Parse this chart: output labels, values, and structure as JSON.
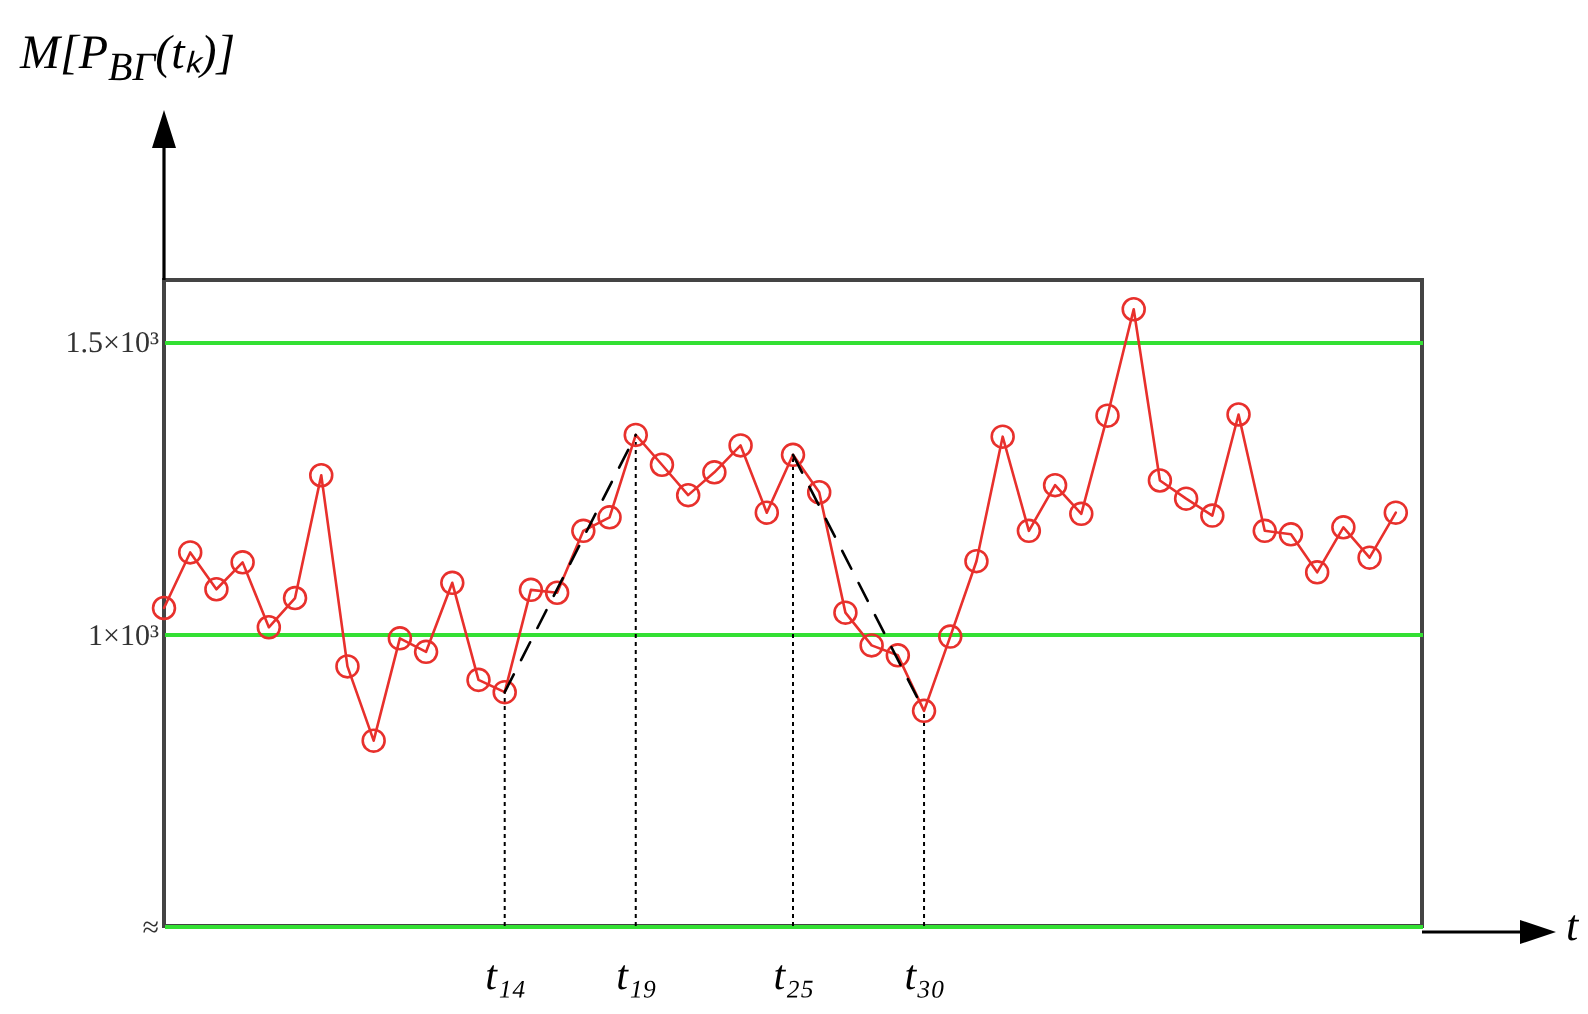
{
  "chart_data": {
    "type": "line",
    "ylabel": "M[P$_{ВГ}$(tₖ)]",
    "xlabel": "t",
    "categories": [
      null,
      null,
      null,
      null,
      null,
      null,
      null,
      null,
      null,
      null,
      null,
      null,
      null,
      "t₁₄",
      null,
      null,
      null,
      null,
      "t₁₉",
      null,
      null,
      null,
      null,
      null,
      "t₂₅",
      null,
      null,
      null,
      null,
      "t₃₀",
      null,
      null,
      null,
      null,
      null,
      null,
      null,
      null,
      null,
      null,
      null,
      null,
      null,
      null,
      null,
      null,
      null,
      null
    ],
    "series": [
      {
        "color": "#e8302c",
        "values": [
          1044,
          1139,
          1076,
          1122,
          1011,
          1061,
          1271,
          944,
          817,
          992,
          969,
          1087,
          921,
          900,
          1075,
          1070,
          1176,
          1199,
          1340,
          1289,
          1237,
          1276,
          1322,
          1207,
          1306,
          1242,
          1036,
          980,
          963,
          868,
          995,
          1124,
          1337,
          1176,
          1254,
          1205,
          1373,
          1555,
          1262,
          1231,
          1202,
          1375,
          1176,
          1170,
          1105,
          1182,
          1130,
          1207
        ]
      },
      {
        "type": "line",
        "color": "#000000",
        "line_style": "dashed",
        "marker": "none",
        "x": [
          "t₁₄",
          "t₁₉"
        ],
        "values": [
          900,
          1340
        ]
      },
      {
        "type": "line",
        "color": "#000000",
        "line_style": "dashed",
        "marker": "none",
        "x": [
          "t₂₅",
          "t₃₀"
        ],
        "values": [
          1306,
          868
        ]
      }
    ],
    "ylim": [
      500,
      1605
    ],
    "yticks": [
      {
        "value": 500,
        "label": "≈"
      },
      {
        "value": 1000,
        "label": "1×10³"
      },
      {
        "value": 1500,
        "label": "1.5×10³"
      }
    ],
    "grid": "y",
    "marker": "circle",
    "line_style": "solid",
    "ref_lines": [
      {
        "axis": "x",
        "value": "t₁₄",
        "color": "#000000",
        "line_style": "dotted"
      },
      {
        "axis": "x",
        "value": "t₁₉",
        "color": "#000000",
        "line_style": "dotted"
      },
      {
        "axis": "x",
        "value": "t₂₅",
        "color": "#000000",
        "line_style": "dotted"
      },
      {
        "axis": "x",
        "value": "t₃₀",
        "color": "#000000",
        "line_style": "dotted"
      }
    ]
  }
}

### Task
Return the whole listing, word for word, and leave out every picture.

### Result below
Parse this chart: output labels, values, and structure as JSON.
{
  "chart_data": {
    "type": "line",
    "ylabel": "M[P$_{ВГ}$(tₖ)]",
    "xlabel": "t",
    "categories": [
      null,
      null,
      null,
      null,
      null,
      null,
      null,
      null,
      null,
      null,
      null,
      null,
      null,
      "t₁₄",
      null,
      null,
      null,
      null,
      "t₁₉",
      null,
      null,
      null,
      null,
      null,
      "t₂₅",
      null,
      null,
      null,
      null,
      "t₃₀",
      null,
      null,
      null,
      null,
      null,
      null,
      null,
      null,
      null,
      null,
      null,
      null,
      null,
      null,
      null,
      null,
      null,
      null
    ],
    "series": [
      {
        "color": "#e8302c",
        "values": [
          1044,
          1139,
          1076,
          1122,
          1011,
          1061,
          1271,
          944,
          817,
          992,
          969,
          1087,
          921,
          900,
          1075,
          1070,
          1176,
          1199,
          1340,
          1289,
          1237,
          1276,
          1322,
          1207,
          1306,
          1242,
          1036,
          980,
          963,
          868,
          995,
          1124,
          1337,
          1176,
          1254,
          1205,
          1373,
          1555,
          1262,
          1231,
          1202,
          1375,
          1176,
          1170,
          1105,
          1182,
          1130,
          1207
        ]
      },
      {
        "type": "line",
        "color": "#000000",
        "line_style": "dashed",
        "marker": "none",
        "x": [
          "t₁₄",
          "t₁₉"
        ],
        "values": [
          900,
          1340
        ]
      },
      {
        "type": "line",
        "color": "#000000",
        "line_style": "dashed",
        "marker": "none",
        "x": [
          "t₂₅",
          "t₃₀"
        ],
        "values": [
          1306,
          868
        ]
      }
    ],
    "ylim": [
      500,
      1605
    ],
    "yticks": [
      {
        "value": 500,
        "label": "≈"
      },
      {
        "value": 1000,
        "label": "1×10³"
      },
      {
        "value": 1500,
        "label": "1.5×10³"
      }
    ],
    "grid": "y",
    "marker": "circle",
    "line_style": "solid",
    "ref_lines": [
      {
        "axis": "x",
        "value": "t₁₄",
        "color": "#000000",
        "line_style": "dotted"
      },
      {
        "axis": "x",
        "value": "t₁₉",
        "color": "#000000",
        "line_style": "dotted"
      },
      {
        "axis": "x",
        "value": "t₂₅",
        "color": "#000000",
        "line_style": "dotted"
      },
      {
        "axis": "x",
        "value": "t₃₀",
        "color": "#000000",
        "line_style": "dotted"
      }
    ]
  }
}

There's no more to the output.